▶ [Written instruction]:
List each line of the data that holds the string "this", please.

▶ [Data supplied]:
= = = = = = =
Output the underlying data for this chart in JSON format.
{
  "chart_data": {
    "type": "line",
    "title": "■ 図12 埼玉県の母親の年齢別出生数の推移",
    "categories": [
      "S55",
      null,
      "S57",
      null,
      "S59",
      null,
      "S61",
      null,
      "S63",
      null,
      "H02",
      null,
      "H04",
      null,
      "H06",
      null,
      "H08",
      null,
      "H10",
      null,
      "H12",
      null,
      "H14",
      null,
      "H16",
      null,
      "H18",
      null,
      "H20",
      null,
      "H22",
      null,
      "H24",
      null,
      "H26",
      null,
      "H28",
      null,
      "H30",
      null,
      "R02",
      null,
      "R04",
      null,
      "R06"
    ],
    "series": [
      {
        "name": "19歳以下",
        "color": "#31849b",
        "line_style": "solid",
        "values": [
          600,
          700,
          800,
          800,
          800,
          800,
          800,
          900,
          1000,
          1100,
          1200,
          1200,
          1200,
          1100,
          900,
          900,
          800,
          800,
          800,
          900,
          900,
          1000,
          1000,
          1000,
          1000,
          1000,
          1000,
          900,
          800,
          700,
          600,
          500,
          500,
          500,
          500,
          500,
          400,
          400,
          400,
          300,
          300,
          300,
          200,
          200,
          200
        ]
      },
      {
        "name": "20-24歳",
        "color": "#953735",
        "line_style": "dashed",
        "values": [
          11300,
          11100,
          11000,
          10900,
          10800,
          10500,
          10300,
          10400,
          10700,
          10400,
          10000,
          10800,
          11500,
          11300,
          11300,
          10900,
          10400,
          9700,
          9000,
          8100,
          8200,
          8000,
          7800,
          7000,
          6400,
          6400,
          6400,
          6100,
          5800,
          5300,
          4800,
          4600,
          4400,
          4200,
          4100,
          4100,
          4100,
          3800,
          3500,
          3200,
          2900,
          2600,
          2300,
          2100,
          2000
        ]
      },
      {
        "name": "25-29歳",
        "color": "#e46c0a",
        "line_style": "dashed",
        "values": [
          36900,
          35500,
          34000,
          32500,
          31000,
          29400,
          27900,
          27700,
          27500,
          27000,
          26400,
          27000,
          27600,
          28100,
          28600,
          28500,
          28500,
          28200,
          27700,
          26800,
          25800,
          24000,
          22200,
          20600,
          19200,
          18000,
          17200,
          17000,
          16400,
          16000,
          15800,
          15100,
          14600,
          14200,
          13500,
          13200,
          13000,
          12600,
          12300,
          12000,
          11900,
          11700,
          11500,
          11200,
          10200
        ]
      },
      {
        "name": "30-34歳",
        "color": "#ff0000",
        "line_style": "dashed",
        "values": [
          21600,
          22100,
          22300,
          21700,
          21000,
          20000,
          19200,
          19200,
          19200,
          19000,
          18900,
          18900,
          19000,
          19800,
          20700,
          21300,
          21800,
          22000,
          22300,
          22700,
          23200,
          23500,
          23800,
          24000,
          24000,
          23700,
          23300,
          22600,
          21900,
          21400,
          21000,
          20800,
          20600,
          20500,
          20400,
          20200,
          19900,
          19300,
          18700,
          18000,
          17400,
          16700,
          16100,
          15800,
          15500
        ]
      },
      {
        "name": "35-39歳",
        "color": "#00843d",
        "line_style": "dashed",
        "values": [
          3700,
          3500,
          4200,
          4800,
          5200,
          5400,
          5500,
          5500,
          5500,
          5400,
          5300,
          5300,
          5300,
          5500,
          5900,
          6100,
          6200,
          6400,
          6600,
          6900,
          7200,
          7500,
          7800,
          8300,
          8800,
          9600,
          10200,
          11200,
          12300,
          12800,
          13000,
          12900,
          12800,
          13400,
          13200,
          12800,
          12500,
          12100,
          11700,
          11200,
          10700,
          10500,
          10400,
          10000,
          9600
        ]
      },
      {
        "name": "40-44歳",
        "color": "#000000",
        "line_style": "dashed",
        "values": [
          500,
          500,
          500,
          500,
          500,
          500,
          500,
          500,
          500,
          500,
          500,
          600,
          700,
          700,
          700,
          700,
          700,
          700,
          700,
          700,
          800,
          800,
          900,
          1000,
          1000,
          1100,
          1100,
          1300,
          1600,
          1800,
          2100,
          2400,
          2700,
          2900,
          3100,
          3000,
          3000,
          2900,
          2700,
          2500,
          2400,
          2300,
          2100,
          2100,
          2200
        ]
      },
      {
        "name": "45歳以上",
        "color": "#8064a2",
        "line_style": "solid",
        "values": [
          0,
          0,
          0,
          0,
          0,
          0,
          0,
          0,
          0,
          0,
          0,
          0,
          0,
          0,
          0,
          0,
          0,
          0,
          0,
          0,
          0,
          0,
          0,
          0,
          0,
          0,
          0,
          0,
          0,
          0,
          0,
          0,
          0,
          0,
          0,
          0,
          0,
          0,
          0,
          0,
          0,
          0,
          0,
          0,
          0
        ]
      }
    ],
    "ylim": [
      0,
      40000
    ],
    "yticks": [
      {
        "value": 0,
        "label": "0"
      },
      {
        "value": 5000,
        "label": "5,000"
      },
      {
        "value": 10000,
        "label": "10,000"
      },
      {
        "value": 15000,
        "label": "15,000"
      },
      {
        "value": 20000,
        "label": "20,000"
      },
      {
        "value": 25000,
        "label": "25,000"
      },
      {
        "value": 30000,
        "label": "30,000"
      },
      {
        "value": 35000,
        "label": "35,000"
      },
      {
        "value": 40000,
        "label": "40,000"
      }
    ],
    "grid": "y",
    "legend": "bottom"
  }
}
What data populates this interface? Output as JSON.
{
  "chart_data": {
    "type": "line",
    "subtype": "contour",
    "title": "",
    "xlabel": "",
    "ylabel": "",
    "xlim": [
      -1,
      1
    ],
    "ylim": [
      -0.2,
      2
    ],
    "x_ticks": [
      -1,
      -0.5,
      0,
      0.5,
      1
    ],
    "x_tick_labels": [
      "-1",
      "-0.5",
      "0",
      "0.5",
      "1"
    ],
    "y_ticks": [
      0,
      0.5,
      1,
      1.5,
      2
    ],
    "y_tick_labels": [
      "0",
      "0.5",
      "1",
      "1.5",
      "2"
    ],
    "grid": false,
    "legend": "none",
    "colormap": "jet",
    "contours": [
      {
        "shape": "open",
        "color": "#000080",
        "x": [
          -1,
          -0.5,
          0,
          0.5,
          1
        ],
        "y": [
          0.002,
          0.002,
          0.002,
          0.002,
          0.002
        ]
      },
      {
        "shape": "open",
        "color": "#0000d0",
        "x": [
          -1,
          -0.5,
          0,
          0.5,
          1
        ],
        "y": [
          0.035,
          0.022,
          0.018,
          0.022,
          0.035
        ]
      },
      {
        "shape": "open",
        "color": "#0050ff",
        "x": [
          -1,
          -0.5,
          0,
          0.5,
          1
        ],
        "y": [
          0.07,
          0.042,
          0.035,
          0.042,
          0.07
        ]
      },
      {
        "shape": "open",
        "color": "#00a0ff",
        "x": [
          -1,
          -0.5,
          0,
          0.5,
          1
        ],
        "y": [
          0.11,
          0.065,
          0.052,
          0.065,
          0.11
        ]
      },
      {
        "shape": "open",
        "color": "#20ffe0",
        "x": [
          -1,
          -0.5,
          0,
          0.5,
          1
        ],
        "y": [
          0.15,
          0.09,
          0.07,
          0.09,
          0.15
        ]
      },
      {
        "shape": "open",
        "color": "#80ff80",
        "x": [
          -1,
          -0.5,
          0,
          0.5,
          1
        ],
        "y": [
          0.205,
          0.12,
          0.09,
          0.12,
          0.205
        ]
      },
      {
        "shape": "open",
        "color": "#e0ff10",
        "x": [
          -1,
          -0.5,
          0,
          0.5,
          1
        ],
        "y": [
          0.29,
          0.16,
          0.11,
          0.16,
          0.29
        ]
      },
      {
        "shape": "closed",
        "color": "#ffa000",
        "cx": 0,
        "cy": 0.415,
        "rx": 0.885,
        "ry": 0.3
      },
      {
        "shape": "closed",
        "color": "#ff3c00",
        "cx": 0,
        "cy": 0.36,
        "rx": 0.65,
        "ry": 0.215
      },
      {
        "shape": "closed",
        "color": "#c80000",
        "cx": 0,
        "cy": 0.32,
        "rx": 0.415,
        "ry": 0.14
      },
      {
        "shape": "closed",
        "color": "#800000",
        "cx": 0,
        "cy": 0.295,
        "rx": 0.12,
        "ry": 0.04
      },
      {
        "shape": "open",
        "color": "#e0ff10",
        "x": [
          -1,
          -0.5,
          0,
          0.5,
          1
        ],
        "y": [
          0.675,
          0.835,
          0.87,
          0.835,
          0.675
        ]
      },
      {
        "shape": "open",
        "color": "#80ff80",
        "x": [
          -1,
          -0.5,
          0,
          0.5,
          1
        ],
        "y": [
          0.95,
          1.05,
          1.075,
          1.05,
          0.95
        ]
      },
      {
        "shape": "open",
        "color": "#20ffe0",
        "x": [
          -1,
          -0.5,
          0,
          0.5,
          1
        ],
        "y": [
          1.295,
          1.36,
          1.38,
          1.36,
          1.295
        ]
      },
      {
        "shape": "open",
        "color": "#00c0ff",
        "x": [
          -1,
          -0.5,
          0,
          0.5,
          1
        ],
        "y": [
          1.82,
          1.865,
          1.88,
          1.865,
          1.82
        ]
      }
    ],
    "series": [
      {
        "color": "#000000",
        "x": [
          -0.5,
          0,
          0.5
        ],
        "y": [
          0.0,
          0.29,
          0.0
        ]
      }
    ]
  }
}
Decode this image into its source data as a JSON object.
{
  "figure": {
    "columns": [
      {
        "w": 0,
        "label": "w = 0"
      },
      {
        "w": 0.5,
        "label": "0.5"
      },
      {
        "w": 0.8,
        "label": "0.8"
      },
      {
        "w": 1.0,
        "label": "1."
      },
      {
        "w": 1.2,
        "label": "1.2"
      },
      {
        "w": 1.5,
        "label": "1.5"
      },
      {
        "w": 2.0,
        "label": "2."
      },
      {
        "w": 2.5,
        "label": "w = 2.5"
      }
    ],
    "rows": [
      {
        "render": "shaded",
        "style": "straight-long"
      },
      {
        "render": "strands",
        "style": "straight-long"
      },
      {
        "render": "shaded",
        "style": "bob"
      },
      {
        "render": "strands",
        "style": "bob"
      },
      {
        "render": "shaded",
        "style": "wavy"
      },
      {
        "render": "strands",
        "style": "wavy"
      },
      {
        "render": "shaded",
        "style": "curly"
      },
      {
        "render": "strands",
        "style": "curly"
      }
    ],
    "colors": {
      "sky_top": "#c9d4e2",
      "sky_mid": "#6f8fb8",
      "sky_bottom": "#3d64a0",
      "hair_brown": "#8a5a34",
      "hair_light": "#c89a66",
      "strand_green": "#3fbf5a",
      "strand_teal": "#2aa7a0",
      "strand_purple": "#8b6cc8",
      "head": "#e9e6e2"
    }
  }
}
= = = = = = =
▶ [The reply]:
Output the underlying data for this chart in JSON format.
What data populates this interface? Output as JSON.
Decode this image into its source data as a JSON object.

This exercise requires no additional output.